EXCERPTED PASSAGE
————

A dissertation submitted to the Faculty of Science, University of the
Witwatersrand, in fulfillment of the requirements for the degree Master of Science.
Johannesburg, 2017. / Multicomponent gas mixtures are inherently challenging to produce in the
laboratory because of matrix effects, boiling points and reactivity amongst other
factors. Therefore, methods must be continuously developed to control these
challenges. The purpose of this work was to study these complex gas mixtures to
improve their measurements with emphasis on the reduction of uncertainty. There
are three critical steps to be followed in gas metrology for primary reference gas
mixtures of the highest metrological level; purity analysis of source gases,
gravimetric preparation and verification/validation which includes stability testing.
Purity analysis of select source gases was quantified using various techniques. This
methodology incorporated the use of molar masses and their uncertainties in order
to obtain purity values for the chemical composition of gas mixtures. While many
preparation methods such as permeation and dynamic methods are available, a
static gravimetric method was used to prepare the complex stack and automotive
gas mixtures following International Standard Organisation: 6142-1. For the mole
fraction range of interest, four components (carbon dioxide, carbon monoxide,
sulphur dioxide and nitric oxide) excluding propane, were obtained from analysis
by non-dispersive spectroscopy techniques calibrated by several standard gas
mixtures of different mole fractions. Propane was analysed by a gas chromatograph
coupled with flame ionisation detection. Multipoint calibration was used to
evaluate the linearity or nonlinearity of the detector.
The final results for the stack gas mixture components showed an achievement of
0.4% to 0.8% percentage relative expanded uncertainty and 0.4% to 1.3% for
carbon dioxide depending on the matrix of the standard gas mixtures used, 0.5%
to 1% for propane, 0.8% to 1.8% for nitric oxide, 2% to 6% for carbon monoxide
and 0.3% to 2.3% for sulphur dioxide. One of the most important suppositions
drawn was the incidence of synergistic effects associated with calibration by nonrepresentative
standard gas mixtures when these were used for analysis for some
of the components of stack mixtures. To evaluate improvements in measurement
capability, the results of the current work were compared to the data of the
laboratory in 2008-2011 and there was an improvement in the measurement of
carbon dioxide, carbon monoxide, propane and nitric oxide. These improvements
are attributed to rigorous purity analysis of starting materials, reduction of
uncertainty and developments in measurement expertise. In this work, different
measurement and calibration methods were used to analyse the components of the
new stack gas mixtures. The stability of these components was evaluated by
analysing them at different times and the statistical D-test was used to check for
significant instability.

————

GIVEN DATA

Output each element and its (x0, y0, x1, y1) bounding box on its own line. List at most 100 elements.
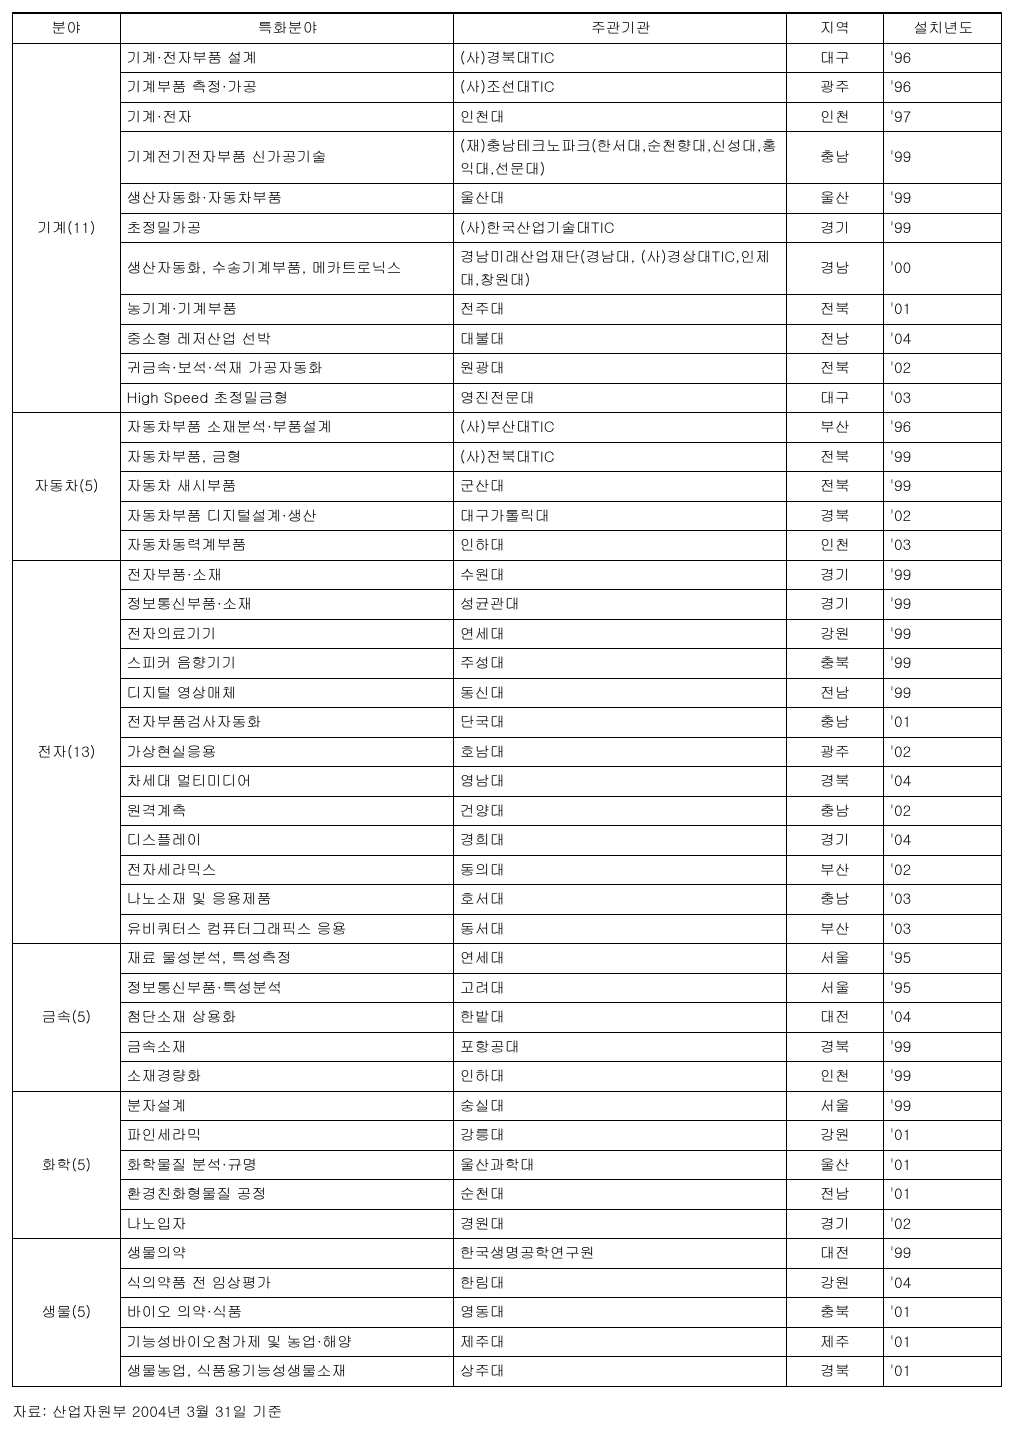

————

TASK INSTRUCTIONS
1. In the gas mixture abstract, take everything from "A dissertation submitted" down to "includes stability testing." and write it out again, substituting "lab" for "laboratory".
2. According to the gas mixture abstract, how was propane analyzed?
3. Extend the gas mixture abstract with a few sentences that pick up right after its last sentence.
The material comes from a separate source.

ANSWERS IN ORDER
1.
A dissertation submitted to the Faculty of Science, University of the
Witwatersrand, in fulfillment of the requirements for the degree Master of Science.
Johannesburg, 2017. / Multicomponent gas mixtures are inherently challenging to produce in the
lab because of matrix effects, boiling points and reactivity amongst other
factors. Therefore, methods must be continuously developed to control these
challenges. The purpose of this work was to study these complex gas mixtures to
improve their measurements with emphasis on the reduction of uncertainty. There
are three critical steps to be followed in gas metrology for primary reference gas
mixtures of the highest metrological level; purity analysis of source gases,
gravimetric preparation and verification/validation which includes stability testing.

2. With a gas chromatograph coupled with flame ionisation detection.

3.
An unknown stack sample was compared with the standard gas mixtures prepared
for this work. In combination with same matrix and same concentrations, single
point calibration was found suitable for stack gas measurement. To reiterate the
concept of matrix effect, the results of carbon dioxide in a mixture containing
carbon monoxide and oxygen as well in nitrogen, were used to show how
differences in matrix often give erroneous results and same conclusions cannot be
made for different mixtures. While the data of this measurement was
unsatisfactory, an improved method developed for this type of emission
multicomponent was very successful.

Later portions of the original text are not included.